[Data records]

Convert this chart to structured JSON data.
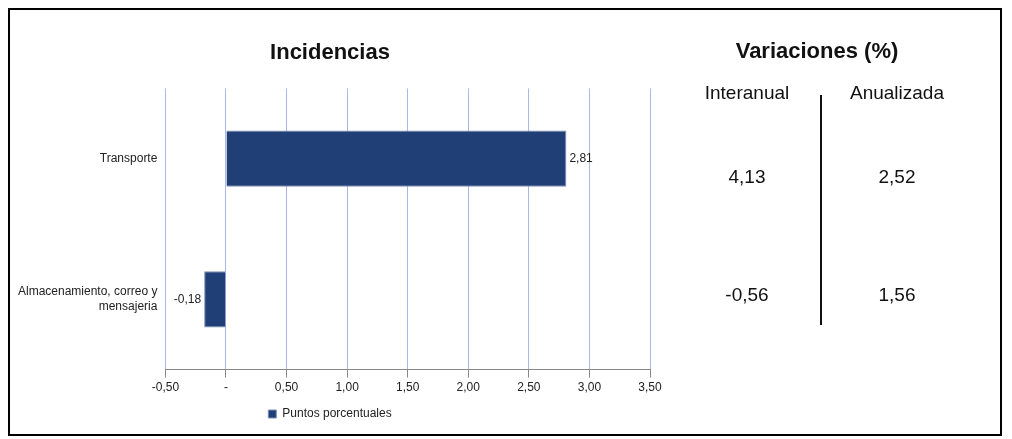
{
  "chart_data": {
    "type": "bar",
    "orientation": "horizontal",
    "title": "Incidencias",
    "categories": [
      "Transporte",
      "Almacenamiento, correo y mensajeria"
    ],
    "series": [
      {
        "name": "Puntos porcentuales",
        "color": "#203f77",
        "values": [
          2.81,
          -0.18
        ],
        "value_labels": [
          "2,81",
          "-0,18"
        ]
      }
    ],
    "xlim": [
      -0.5,
      3.5
    ],
    "xticks": [
      {
        "value": -0.5,
        "label": "-0,50"
      },
      {
        "value": 0,
        "label": "-"
      },
      {
        "value": 0.5,
        "label": "0,50"
      },
      {
        "value": 1,
        "label": "1,00"
      },
      {
        "value": 1.5,
        "label": "1,50"
      },
      {
        "value": 2,
        "label": "2,00"
      },
      {
        "value": 2.5,
        "label": "2,50"
      },
      {
        "value": 3,
        "label": "3,00"
      },
      {
        "value": 3.5,
        "label": "3,50"
      }
    ],
    "grid": "x",
    "legend": "bottom",
    "annotations": [
      "Variaciones (%)",
      "Interanual",
      "Anualizada",
      "4,13",
      "2,52",
      "-0,56",
      "1,56"
    ]
  }
}
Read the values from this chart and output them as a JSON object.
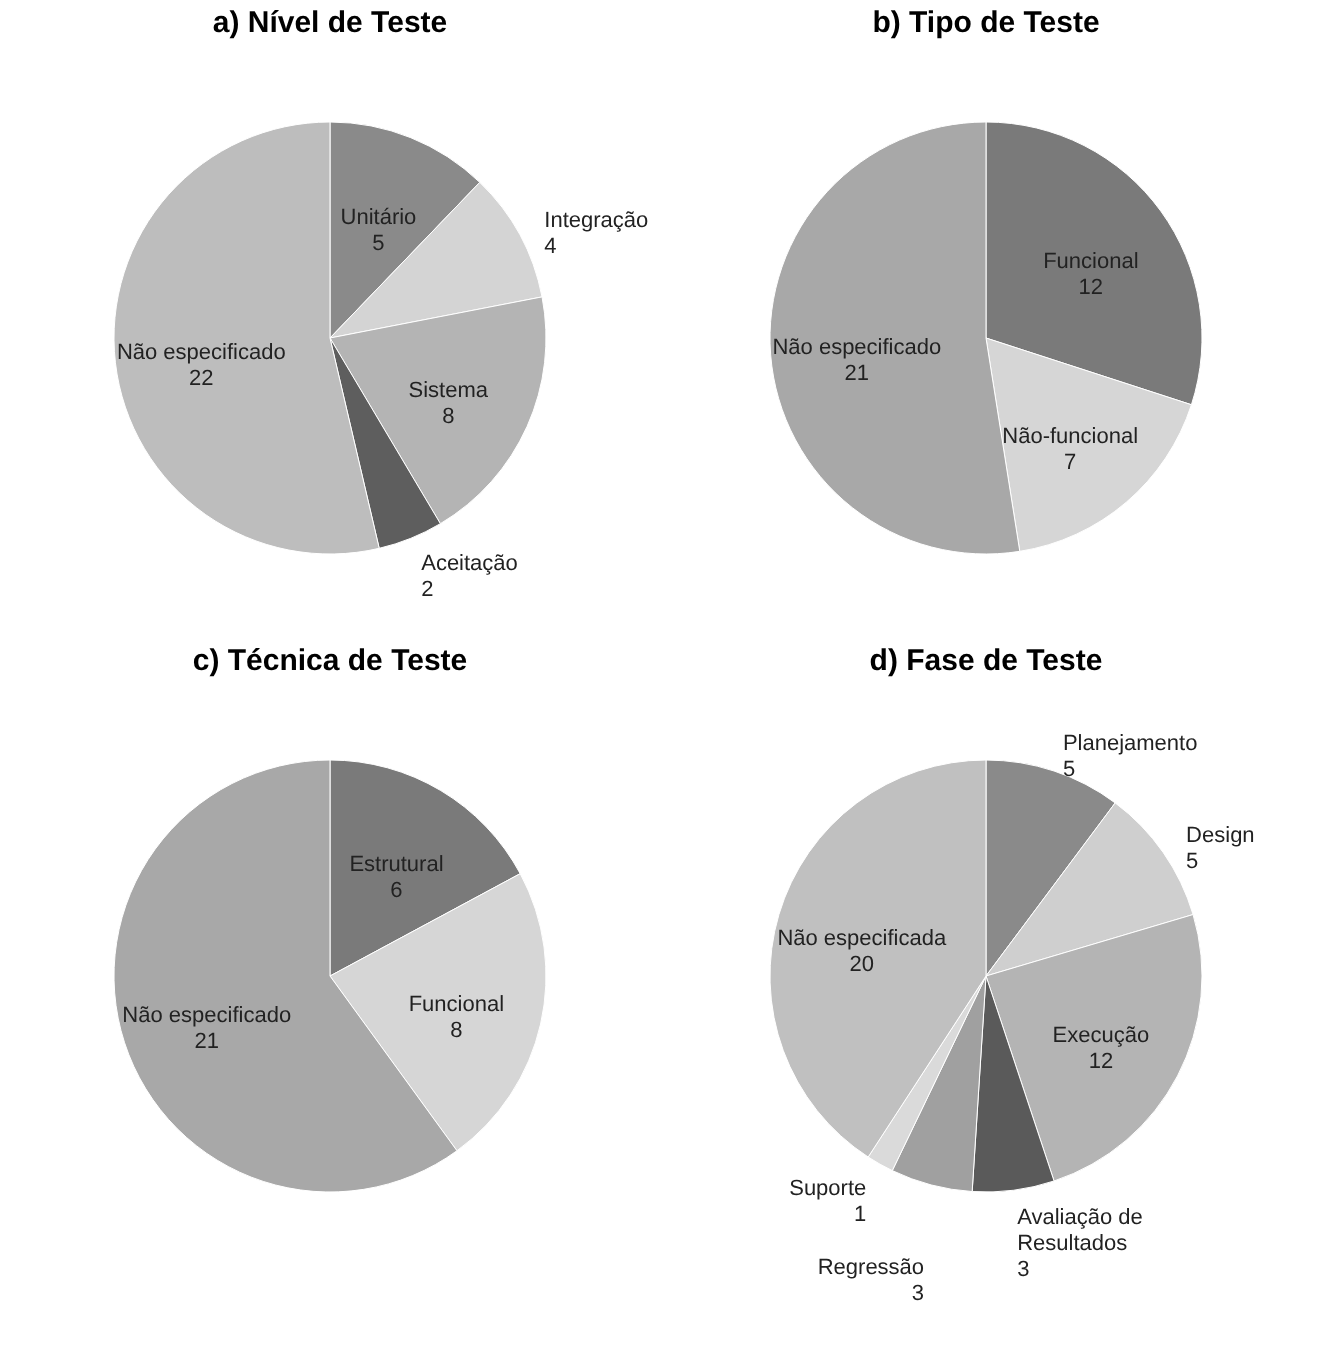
{
  "chart_data": [
    {
      "type": "pie",
      "title": "a) Nível de Teste",
      "categories": [
        "Unitário",
        "Integração",
        "Sistema",
        "Aceitação",
        "Não especificado"
      ],
      "values": [
        5,
        4,
        8,
        2,
        22
      ],
      "colors": [
        "#8a8a8a",
        "#d4d4d4",
        "#b4b4b4",
        "#5e5e5e",
        "#bdbdbd"
      ],
      "data_labels": true,
      "legend": false
    },
    {
      "type": "pie",
      "title": "b) Tipo de Teste",
      "categories": [
        "Funcional",
        "Não-funcional",
        "Não especificado"
      ],
      "values": [
        12,
        7,
        21
      ],
      "colors": [
        "#7a7a7a",
        "#d6d6d6",
        "#a8a8a8"
      ],
      "data_labels": true,
      "legend": false
    },
    {
      "type": "pie",
      "title": "c) Técnica de Teste",
      "categories": [
        "Estrutural",
        "Funcional",
        "Não especificado"
      ],
      "values": [
        6,
        8,
        21
      ],
      "colors": [
        "#7a7a7a",
        "#d6d6d6",
        "#a8a8a8"
      ],
      "data_labels": true,
      "legend": false
    },
    {
      "type": "pie",
      "title": "d) Fase de Teste",
      "categories": [
        "Planejamento",
        "Design",
        "Execução",
        "Avaliação de Resultados",
        "Regressão",
        "Suporte",
        "Não especificada"
      ],
      "values": [
        5,
        5,
        12,
        3,
        3,
        1,
        20
      ],
      "colors": [
        "#8a8a8a",
        "#cfcfcf",
        "#b4b4b4",
        "#5a5a5a",
        "#a0a0a0",
        "#dadada",
        "#c0c0c0"
      ],
      "data_labels": true,
      "legend": false
    }
  ]
}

▶ GIVEN TASK
Look above for every line with the word "this" and copy it.

▶ CORRECT RESULT
Convert this chart to structured JSON data.
Read the values from this chart and output them as a JSON object.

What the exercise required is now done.